#### EXERCISE GOAL:
Needed from the data below: all lines that contain the word "mutants".

·····

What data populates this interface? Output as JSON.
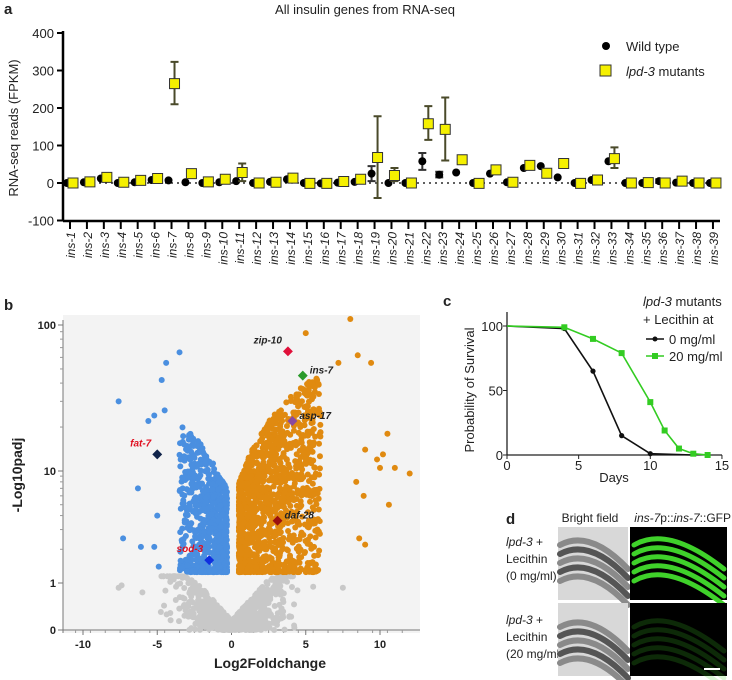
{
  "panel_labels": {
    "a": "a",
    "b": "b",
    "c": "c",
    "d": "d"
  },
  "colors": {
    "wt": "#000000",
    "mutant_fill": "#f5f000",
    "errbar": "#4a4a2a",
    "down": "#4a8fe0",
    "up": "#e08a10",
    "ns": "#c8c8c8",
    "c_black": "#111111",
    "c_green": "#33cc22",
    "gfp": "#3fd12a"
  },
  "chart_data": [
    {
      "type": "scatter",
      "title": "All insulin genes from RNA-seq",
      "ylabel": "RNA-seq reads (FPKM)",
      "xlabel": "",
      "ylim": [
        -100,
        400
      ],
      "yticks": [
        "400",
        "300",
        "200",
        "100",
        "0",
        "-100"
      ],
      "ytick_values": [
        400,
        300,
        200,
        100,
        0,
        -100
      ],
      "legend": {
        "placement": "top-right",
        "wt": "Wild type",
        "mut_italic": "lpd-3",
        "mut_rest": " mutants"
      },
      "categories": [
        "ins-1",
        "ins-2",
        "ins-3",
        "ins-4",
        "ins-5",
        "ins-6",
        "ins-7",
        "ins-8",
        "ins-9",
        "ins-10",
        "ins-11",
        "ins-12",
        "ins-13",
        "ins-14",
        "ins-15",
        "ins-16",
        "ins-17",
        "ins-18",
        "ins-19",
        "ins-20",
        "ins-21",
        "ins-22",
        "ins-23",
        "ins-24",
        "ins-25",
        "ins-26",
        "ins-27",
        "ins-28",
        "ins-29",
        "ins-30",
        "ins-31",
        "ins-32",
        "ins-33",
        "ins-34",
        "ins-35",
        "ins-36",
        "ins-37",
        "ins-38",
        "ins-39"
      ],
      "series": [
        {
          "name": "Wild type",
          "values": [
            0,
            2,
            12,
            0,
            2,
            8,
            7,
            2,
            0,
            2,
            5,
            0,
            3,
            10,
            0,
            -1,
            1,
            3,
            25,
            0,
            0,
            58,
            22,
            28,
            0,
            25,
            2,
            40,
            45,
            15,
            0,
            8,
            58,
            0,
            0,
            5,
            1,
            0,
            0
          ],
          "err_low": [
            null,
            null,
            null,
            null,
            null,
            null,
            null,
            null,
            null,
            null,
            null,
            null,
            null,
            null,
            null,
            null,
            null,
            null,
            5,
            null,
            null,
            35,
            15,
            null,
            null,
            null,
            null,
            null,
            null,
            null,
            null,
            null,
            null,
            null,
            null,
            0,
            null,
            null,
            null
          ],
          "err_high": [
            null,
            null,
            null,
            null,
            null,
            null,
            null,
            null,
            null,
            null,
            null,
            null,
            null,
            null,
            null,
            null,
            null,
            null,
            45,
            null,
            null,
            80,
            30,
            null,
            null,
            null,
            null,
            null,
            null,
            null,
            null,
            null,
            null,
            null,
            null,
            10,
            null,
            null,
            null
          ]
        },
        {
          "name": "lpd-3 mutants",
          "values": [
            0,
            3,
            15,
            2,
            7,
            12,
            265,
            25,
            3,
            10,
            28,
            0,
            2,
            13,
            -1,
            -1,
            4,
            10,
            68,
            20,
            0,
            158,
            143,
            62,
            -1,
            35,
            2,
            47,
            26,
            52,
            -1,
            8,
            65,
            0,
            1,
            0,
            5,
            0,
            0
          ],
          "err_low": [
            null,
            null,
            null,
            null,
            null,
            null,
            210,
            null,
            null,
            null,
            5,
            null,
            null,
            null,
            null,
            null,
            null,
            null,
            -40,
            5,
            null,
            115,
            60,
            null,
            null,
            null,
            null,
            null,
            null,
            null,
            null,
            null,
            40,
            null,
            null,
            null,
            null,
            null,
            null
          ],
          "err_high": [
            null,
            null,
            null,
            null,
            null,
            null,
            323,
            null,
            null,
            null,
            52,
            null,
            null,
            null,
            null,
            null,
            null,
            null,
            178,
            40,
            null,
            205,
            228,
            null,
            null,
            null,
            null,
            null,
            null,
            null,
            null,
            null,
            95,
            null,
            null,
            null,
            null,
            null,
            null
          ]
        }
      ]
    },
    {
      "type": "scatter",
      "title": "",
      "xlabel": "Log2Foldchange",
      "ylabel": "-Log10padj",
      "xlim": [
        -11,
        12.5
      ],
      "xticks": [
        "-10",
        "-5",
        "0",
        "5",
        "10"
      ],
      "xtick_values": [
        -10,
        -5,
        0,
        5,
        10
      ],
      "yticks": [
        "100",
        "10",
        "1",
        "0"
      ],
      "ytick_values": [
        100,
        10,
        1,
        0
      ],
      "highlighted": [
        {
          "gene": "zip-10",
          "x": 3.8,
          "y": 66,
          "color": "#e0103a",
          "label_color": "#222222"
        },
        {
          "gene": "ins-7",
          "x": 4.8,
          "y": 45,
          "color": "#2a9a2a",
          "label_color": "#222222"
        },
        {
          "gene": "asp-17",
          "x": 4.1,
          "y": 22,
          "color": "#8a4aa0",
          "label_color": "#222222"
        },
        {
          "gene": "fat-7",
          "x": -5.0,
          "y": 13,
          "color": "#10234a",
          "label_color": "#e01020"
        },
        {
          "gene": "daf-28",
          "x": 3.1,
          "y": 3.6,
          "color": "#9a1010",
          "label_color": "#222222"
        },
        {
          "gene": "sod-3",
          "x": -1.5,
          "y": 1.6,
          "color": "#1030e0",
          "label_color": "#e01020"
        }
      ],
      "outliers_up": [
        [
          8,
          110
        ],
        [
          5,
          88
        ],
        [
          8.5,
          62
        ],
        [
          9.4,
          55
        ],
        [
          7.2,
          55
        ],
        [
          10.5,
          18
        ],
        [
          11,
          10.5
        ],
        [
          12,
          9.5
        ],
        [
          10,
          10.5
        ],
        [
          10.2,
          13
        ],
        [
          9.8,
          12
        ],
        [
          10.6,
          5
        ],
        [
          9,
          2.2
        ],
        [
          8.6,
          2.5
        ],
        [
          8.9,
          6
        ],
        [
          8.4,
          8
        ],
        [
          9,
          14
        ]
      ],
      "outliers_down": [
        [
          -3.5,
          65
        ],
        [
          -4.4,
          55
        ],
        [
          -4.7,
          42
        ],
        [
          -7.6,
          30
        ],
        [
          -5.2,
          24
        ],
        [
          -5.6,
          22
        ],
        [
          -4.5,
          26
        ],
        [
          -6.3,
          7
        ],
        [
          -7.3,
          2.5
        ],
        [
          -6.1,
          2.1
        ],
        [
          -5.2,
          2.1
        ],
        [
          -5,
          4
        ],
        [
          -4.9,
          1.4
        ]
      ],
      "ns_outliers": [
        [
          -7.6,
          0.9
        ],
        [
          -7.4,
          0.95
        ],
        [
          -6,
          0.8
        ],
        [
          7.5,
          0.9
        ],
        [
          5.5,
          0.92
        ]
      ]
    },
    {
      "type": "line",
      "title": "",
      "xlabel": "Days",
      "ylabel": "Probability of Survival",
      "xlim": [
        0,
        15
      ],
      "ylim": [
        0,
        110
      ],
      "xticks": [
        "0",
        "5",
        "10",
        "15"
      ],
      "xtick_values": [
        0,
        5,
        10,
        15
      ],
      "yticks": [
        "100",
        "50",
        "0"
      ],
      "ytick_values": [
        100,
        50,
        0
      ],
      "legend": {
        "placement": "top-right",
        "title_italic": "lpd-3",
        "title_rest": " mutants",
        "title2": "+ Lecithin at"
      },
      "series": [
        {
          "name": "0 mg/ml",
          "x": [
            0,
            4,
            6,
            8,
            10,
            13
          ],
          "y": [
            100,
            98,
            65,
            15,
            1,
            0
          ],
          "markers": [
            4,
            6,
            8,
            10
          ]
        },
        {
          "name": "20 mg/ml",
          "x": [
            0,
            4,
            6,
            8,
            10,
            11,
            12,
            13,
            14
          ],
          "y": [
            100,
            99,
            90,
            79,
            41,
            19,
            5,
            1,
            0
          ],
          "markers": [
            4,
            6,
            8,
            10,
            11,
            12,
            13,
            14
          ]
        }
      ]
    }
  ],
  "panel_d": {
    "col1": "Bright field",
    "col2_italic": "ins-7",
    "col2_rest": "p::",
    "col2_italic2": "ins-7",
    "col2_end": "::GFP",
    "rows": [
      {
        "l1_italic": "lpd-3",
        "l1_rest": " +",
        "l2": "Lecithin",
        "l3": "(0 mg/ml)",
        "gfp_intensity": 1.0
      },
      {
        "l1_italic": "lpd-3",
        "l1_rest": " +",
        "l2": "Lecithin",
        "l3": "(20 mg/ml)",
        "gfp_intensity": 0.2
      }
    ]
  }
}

·····

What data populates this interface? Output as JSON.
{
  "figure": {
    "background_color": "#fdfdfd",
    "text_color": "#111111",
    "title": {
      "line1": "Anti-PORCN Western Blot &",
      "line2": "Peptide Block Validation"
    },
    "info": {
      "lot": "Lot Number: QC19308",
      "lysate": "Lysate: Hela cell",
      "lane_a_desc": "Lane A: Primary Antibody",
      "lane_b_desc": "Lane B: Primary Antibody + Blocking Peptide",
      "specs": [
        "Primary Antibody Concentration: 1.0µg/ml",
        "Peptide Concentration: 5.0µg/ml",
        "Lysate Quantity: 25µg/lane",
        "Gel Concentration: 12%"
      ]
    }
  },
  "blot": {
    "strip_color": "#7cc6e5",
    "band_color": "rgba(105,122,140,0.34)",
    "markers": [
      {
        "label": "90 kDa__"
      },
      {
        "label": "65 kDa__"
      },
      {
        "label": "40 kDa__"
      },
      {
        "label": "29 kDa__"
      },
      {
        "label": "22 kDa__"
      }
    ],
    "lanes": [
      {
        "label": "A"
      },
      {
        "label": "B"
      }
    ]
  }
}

·····

#### SOLUTION TO THIS EXERCISE:
        "mut_rest": " mutants"
          "name": "lpd-3 mutants",
        "title_rest": " mutants",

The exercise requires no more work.